Required work =
Tally the lines in the listing below that contain "диаметра" and report the tally alone.
-- start Material provided --
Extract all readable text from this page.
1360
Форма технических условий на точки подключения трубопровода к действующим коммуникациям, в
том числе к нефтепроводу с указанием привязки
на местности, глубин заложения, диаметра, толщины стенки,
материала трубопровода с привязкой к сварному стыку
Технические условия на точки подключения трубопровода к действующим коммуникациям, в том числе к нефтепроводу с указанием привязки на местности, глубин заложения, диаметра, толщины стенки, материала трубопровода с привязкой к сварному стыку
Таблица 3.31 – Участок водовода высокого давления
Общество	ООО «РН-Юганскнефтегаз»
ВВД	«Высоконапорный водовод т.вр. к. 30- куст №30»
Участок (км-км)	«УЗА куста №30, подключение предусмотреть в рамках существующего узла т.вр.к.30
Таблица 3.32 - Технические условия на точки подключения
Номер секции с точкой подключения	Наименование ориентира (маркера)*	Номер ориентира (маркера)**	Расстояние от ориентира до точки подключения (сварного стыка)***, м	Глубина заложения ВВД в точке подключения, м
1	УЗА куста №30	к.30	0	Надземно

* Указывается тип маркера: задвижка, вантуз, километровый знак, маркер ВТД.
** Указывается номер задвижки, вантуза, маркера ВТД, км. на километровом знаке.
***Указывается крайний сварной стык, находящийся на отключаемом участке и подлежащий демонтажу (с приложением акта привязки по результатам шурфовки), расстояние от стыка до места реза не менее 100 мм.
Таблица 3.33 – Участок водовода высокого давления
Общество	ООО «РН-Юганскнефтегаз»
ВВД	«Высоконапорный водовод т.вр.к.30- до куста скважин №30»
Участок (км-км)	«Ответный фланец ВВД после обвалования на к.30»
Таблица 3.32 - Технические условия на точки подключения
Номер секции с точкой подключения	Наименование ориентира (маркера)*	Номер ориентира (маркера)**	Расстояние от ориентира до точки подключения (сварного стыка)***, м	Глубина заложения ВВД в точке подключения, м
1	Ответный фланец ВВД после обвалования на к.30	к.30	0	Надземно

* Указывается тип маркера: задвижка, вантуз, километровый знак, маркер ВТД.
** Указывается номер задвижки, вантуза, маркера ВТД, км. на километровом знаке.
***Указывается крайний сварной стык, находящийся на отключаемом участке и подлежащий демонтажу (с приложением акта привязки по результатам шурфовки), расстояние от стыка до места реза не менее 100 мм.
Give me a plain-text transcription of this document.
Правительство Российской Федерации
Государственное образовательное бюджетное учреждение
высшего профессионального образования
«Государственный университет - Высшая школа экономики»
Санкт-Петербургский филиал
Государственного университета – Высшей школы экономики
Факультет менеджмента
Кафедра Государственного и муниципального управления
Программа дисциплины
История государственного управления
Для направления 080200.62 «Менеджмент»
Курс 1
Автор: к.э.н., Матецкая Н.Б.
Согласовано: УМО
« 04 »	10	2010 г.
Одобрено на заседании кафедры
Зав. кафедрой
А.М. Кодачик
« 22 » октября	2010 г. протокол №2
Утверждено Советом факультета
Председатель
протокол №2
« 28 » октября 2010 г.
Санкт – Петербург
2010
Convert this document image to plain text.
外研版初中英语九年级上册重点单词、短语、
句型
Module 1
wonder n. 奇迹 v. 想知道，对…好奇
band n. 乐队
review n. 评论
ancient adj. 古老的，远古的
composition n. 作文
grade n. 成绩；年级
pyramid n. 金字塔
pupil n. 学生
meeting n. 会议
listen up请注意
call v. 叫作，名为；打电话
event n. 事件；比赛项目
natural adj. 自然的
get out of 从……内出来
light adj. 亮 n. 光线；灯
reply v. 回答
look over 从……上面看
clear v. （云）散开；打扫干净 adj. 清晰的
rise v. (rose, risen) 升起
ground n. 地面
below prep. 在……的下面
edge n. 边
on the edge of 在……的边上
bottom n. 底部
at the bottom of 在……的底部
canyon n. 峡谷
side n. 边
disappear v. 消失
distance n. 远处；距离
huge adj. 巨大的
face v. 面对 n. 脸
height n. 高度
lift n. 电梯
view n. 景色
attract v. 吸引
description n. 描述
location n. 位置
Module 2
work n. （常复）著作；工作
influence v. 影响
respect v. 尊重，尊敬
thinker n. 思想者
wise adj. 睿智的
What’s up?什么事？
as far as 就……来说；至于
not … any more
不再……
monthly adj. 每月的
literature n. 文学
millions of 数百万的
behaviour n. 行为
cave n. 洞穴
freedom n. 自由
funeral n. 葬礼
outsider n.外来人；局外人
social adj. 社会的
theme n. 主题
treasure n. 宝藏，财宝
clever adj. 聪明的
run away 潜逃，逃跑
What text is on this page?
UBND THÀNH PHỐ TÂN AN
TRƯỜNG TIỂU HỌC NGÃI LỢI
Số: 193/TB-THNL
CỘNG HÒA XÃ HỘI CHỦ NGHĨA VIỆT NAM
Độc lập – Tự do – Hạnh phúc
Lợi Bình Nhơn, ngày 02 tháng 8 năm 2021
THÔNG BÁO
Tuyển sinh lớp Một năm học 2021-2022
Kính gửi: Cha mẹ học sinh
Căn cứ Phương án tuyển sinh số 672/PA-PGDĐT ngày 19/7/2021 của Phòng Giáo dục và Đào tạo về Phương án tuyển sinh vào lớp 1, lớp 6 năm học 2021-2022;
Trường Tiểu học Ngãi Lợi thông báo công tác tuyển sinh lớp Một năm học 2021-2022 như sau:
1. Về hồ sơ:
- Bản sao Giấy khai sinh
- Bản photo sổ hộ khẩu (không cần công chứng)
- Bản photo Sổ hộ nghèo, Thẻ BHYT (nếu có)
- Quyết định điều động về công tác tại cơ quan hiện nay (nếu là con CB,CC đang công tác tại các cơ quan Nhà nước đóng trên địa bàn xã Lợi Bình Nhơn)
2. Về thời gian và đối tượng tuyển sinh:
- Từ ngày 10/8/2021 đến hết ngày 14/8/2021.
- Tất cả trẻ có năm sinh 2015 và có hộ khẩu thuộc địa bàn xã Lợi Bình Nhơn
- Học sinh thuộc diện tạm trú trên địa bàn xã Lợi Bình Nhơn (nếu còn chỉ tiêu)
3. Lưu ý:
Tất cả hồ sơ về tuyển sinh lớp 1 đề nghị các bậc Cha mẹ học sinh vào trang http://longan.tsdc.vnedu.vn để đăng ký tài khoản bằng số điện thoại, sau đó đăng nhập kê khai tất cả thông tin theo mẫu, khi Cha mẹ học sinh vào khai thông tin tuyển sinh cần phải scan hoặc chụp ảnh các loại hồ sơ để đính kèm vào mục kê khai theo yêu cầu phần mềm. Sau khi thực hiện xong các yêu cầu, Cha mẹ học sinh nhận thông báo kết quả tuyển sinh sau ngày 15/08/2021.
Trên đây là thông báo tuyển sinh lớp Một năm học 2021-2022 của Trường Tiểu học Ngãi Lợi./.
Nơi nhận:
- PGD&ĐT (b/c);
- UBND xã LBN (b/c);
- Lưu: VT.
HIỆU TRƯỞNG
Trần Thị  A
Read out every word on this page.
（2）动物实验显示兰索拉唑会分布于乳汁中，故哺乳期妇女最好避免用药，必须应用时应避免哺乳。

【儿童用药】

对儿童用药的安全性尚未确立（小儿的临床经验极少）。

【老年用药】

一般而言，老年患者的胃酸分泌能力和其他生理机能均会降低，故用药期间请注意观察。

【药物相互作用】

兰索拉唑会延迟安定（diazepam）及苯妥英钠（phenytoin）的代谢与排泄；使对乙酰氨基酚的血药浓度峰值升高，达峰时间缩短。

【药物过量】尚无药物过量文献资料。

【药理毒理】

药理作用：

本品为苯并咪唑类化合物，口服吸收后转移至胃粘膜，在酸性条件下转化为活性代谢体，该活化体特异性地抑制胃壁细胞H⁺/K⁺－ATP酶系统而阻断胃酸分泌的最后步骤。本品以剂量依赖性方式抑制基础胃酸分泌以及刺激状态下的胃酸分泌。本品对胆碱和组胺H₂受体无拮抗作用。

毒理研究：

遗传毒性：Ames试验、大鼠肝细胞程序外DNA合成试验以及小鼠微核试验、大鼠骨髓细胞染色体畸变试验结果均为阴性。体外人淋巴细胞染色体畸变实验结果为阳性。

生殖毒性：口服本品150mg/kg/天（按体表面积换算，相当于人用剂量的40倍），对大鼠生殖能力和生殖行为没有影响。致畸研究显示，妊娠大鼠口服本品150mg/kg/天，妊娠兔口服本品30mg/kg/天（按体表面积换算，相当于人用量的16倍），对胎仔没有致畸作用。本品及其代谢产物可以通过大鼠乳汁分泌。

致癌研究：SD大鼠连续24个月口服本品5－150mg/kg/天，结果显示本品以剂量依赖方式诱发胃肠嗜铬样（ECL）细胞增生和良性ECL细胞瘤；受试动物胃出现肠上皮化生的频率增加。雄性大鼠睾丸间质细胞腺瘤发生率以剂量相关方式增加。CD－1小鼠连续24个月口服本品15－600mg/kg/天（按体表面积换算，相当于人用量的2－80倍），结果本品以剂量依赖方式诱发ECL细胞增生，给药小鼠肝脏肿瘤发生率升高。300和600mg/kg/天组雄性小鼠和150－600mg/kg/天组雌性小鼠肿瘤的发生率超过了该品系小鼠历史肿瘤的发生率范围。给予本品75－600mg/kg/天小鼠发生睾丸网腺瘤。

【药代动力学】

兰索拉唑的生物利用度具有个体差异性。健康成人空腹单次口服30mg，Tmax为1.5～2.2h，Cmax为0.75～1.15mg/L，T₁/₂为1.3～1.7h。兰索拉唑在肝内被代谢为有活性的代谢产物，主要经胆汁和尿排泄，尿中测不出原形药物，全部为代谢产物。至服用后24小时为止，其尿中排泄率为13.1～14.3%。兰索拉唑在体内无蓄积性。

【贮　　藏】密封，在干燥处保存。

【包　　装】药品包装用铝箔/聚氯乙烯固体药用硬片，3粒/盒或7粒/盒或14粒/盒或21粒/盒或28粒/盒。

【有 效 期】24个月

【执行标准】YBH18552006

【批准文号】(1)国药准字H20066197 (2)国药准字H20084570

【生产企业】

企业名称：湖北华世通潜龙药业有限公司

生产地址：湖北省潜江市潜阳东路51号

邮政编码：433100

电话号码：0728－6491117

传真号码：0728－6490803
-- end Material provided --
Response to the task =
2